*Short problem*. Copy the data word for word, starting at its first line and stopping after the line that contains "value-cell: 29.13 (103, 166, 178, 191)".

*Listed records*.
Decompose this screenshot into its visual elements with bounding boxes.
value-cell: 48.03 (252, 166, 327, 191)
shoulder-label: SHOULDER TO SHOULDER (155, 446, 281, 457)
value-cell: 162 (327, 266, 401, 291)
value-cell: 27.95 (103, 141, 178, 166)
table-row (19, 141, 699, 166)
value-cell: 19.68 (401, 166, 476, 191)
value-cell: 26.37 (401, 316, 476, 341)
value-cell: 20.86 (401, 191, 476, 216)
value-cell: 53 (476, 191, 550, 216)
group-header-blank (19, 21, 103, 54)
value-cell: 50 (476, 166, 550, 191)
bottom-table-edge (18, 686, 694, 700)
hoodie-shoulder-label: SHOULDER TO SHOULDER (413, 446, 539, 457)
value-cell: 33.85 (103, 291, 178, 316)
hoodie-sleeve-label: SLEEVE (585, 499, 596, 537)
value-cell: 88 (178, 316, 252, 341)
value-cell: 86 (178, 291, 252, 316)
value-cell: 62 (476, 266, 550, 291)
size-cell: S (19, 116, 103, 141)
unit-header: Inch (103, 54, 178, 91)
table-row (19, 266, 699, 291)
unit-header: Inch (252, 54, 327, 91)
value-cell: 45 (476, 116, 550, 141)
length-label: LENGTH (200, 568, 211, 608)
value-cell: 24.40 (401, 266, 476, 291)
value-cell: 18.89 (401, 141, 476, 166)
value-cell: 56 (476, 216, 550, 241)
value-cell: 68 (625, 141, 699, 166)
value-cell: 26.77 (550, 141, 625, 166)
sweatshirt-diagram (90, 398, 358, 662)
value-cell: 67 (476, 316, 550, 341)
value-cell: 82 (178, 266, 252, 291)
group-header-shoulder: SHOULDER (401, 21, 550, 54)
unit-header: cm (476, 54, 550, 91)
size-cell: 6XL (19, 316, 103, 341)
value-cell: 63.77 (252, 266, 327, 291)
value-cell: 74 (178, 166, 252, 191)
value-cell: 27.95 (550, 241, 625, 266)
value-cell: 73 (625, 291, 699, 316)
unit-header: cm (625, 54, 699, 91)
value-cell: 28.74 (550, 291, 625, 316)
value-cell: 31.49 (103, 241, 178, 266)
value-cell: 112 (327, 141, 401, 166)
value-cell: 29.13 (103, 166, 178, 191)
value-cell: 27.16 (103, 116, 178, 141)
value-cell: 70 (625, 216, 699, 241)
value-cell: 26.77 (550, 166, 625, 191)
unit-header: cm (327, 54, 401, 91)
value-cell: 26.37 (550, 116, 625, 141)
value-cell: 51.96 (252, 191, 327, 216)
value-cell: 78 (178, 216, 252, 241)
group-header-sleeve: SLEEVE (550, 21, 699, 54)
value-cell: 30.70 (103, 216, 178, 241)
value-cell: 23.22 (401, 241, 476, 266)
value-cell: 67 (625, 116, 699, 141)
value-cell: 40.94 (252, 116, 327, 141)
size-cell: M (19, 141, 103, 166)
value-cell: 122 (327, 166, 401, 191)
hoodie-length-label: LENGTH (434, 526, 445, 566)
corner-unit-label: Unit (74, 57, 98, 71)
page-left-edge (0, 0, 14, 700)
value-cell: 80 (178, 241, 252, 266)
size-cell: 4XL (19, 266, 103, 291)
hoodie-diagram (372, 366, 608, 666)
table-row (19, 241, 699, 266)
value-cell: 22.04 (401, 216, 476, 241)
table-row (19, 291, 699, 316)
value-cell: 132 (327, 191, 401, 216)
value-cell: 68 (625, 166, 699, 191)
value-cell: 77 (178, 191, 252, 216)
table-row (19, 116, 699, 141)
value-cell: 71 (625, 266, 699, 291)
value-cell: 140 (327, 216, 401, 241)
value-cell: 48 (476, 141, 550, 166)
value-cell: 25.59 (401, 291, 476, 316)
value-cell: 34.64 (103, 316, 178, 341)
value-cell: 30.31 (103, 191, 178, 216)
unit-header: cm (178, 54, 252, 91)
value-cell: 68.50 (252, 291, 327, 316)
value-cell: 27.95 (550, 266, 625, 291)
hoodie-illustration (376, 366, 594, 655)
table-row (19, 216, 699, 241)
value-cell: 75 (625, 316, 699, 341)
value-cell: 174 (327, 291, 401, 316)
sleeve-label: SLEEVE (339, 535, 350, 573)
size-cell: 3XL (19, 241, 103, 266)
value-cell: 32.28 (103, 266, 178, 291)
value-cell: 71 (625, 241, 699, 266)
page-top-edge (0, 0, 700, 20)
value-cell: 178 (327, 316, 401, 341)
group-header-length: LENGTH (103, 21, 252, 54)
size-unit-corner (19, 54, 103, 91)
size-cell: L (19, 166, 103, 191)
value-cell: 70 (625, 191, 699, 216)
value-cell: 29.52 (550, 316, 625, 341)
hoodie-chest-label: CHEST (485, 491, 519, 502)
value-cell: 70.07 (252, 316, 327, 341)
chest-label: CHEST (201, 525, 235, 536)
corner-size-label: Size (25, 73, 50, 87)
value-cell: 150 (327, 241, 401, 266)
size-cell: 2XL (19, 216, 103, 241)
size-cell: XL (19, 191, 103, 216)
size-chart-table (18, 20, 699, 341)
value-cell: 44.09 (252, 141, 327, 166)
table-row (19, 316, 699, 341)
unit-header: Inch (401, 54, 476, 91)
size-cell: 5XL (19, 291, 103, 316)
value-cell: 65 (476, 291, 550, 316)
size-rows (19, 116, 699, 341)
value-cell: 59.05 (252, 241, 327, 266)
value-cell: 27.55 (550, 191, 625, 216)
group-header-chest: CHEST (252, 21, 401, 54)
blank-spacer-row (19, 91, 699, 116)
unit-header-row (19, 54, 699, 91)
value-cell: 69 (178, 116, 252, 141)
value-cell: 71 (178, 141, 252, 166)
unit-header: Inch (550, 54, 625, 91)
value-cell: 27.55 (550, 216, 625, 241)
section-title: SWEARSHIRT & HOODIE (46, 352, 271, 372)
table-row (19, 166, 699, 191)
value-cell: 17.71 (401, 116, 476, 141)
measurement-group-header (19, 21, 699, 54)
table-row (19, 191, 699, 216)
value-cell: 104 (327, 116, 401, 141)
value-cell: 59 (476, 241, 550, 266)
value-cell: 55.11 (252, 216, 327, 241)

*Result of the exercise*.
Decompose this screenshot into its visual elements with bounding boxes.
value-cell: 48.03 (252, 166, 327, 191)
shoulder-label: SHOULDER TO SHOULDER (155, 446, 281, 457)
value-cell: 162 (327, 266, 401, 291)
value-cell: 27.95 (103, 141, 178, 166)
table-row (19, 141, 699, 166)
value-cell: 19.68 (401, 166, 476, 191)
value-cell: 26.37 (401, 316, 476, 341)
value-cell: 20.86 (401, 191, 476, 216)
value-cell: 53 (476, 191, 550, 216)
group-header-blank (19, 21, 103, 54)
value-cell: 50 (476, 166, 550, 191)
bottom-table-edge (18, 686, 694, 700)
hoodie-shoulder-label: SHOULDER TO SHOULDER (413, 446, 539, 457)
value-cell: 33.85 (103, 291, 178, 316)
hoodie-sleeve-label: SLEEVE (585, 499, 596, 537)
value-cell: 88 (178, 316, 252, 341)
value-cell: 86 (178, 291, 252, 316)
value-cell: 62 (476, 266, 550, 291)
size-cell: S (19, 116, 103, 141)
unit-header: Inch (103, 54, 178, 91)
table-row (19, 266, 699, 291)
unit-header: Inch (252, 54, 327, 91)
value-cell: 45 (476, 116, 550, 141)
length-label: LENGTH (200, 568, 211, 608)
value-cell: 24.40 (401, 266, 476, 291)
value-cell: 18.89 (401, 141, 476, 166)
value-cell: 56 (476, 216, 550, 241)
value-cell: 68 (625, 141, 699, 166)
value-cell: 26.77 (550, 141, 625, 166)
sweatshirt-diagram (90, 398, 358, 662)
value-cell: 67 (476, 316, 550, 341)
value-cell: 82 (178, 266, 252, 291)
group-header-shoulder: SHOULDER (401, 21, 550, 54)
unit-header: cm (476, 54, 550, 91)
size-cell: 6XL (19, 316, 103, 341)
value-cell: 63.77 (252, 266, 327, 291)
value-cell: 74 (178, 166, 252, 191)
value-cell: 27.95 (550, 241, 625, 266)
value-cell: 73 (625, 291, 699, 316)
unit-header: cm (625, 54, 699, 91)
value-cell: 28.74 (550, 291, 625, 316)
value-cell: 31.49 (103, 241, 178, 266)
value-cell: 112 (327, 141, 401, 166)
value-cell: 29.13 (103, 166, 178, 191)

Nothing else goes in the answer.